GIVEN EXERCISE: Output each line exactly as it appears, skipping any embedded picture.

Extracted data entries:
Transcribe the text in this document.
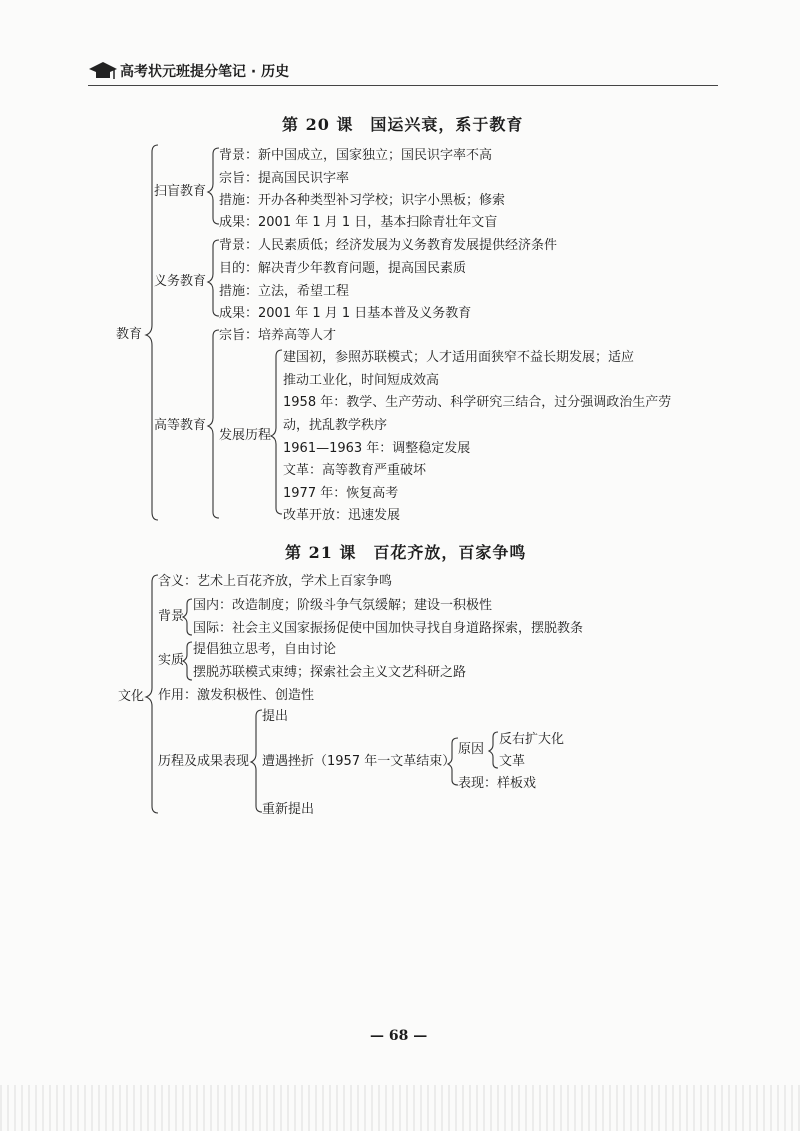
高考状元班提分笔记 · 历史
第 20 课　国运兴衰，系于教育
教育
扫盲教育
背景：新中国成立，国家独立；国民识字率不高
宗旨：提高国民识字率
措施：开办各种类型补习学校；识字小黑板；修索
成果：2001 年 1 月 1 日，基本扫除青壮年文盲
义务教育
背景：人民素质低；经济发展为义务教育发展提供经济条件
目的：解决青少年教育问题，提高国民素质
措施：立法，希望工程
成果：2001 年 1 月 1 日基本普及义务教育
高等教育
宗旨：培养高等人才
发展历程
建国初，参照苏联模式；人才适用面狭窄不益长期发展；适应
推动工业化，时间短成效高
1958 年：教学、生产劳动、科学研究三结合，过分强调政治生产劳
动，扰乱教学秩序
1961—1963 年：调整稳定发展
文革：高等教育严重破坏
1977 年：恢复高考
改革开放：迅速发展
第 21 课　百花齐放，百家争鸣
文化
含义：艺术上百花齐放，学术上百家争鸣
背景
国内：改造制度；阶级斗争气氛缓解；建设一积极性
国际：社会主义国家振扬促使中国加快寻找自身道路探索，摆脱教条
实质
提倡独立思考，自由讨论
摆脱苏联模式束缚；探索社会主义文艺科研之路
作用：激发积极性、创造性
历程及成果表现
提出
遭遇挫折（1957 年一文革结束）
原因
反右扩大化
文革
表现：样板戏
重新提出
— 68 —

RESULT BELOW:
Transcribe the text in this document.
高考状元班提分笔记 · 历史
第 20 课　国运兴衰，系于教育
教育
扫盲教育
背景：新中国成立，国家独立；国民识字率不高
宗旨：提高国民识字率
措施：开办各种类型补习学校；识字小黑板；修索
成果：2001 年 1 月 1 日，基本扫除青壮年文盲
义务教育
背景：人民素质低；经济发展为义务教育发展提供经济条件
目的：解决青少年教育问题，提高国民素质
措施：立法，希望工程
成果：2001 年 1 月 1 日基本普及义务教育
高等教育
宗旨：培养高等人才
发展历程
建国初，参照苏联模式；人才适用面狭窄不益长期发展；适应
推动工业化，时间短成效高
1958 年：教学、生产劳动、科学研究三结合，过分强调政治生产劳
动，扰乱教学秩序
1961—1963 年：调整稳定发展
文革：高等教育严重破坏
1977 年：恢复高考
改革开放：迅速发展
第 21 课　百花齐放，百家争鸣
文化
含义：艺术上百花齐放，学术上百家争鸣
背景
国内：改造制度；阶级斗争气氛缓解；建设一积极性
国际：社会主义国家振扬促使中国加快寻找自身道路探索，摆脱教条
实质
提倡独立思考，自由讨论
摆脱苏联模式束缚；探索社会主义文艺科研之路
作用：激发积极性、创造性
历程及成果表现
提出
遭遇挫折（1957 年一文革结束）
原因
反右扩大化
文革
表现：样板戏
重新提出
— 68 —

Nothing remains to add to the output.